> _YOUR TASK_:
Copy out each line featuring the string "personal" from the entries beneath.
▼▼▼
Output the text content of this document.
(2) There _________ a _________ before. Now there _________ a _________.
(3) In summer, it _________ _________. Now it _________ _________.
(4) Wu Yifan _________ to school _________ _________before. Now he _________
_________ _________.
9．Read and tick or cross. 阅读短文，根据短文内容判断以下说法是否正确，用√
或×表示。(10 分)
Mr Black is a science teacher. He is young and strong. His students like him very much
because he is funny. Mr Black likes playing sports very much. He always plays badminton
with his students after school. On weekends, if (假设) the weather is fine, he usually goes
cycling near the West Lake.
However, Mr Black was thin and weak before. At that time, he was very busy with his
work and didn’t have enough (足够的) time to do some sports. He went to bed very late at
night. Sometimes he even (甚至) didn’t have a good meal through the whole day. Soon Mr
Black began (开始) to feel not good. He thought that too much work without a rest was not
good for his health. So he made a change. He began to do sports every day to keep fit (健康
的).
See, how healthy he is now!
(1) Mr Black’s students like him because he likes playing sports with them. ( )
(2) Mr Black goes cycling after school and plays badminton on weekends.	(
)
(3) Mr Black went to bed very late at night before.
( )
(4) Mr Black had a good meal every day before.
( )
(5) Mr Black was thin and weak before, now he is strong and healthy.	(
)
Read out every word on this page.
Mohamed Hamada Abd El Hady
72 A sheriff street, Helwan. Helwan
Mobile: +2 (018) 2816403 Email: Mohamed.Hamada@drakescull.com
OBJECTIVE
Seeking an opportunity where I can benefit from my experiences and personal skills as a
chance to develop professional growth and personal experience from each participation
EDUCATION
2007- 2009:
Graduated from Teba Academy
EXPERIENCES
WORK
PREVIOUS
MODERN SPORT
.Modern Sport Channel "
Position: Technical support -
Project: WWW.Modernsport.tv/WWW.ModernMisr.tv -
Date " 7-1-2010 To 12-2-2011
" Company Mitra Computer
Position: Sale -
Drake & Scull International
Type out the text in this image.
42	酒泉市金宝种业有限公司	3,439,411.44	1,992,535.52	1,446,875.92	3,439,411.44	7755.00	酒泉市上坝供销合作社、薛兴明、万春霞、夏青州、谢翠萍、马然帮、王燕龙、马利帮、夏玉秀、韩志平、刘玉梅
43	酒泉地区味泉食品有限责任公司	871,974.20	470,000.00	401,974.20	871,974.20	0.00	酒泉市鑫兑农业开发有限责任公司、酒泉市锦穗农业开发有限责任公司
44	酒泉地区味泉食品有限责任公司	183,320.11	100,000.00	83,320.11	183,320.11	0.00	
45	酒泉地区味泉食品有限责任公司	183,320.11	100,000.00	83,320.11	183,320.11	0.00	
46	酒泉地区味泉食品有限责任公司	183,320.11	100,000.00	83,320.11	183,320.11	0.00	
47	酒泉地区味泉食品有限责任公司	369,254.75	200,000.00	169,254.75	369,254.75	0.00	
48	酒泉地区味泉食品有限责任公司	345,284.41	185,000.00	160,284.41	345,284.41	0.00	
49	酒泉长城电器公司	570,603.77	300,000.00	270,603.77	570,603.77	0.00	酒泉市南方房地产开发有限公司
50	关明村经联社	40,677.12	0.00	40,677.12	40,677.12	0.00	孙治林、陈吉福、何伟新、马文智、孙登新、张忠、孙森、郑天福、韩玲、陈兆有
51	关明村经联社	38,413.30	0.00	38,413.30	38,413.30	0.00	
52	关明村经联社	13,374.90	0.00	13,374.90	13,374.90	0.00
▲▲▲
> _SOLUTION TO THIS TASK_:
Seeking an opportunity where I can benefit from my experiences and personal skills as a
chance to develop professional growth and personal experience from each participation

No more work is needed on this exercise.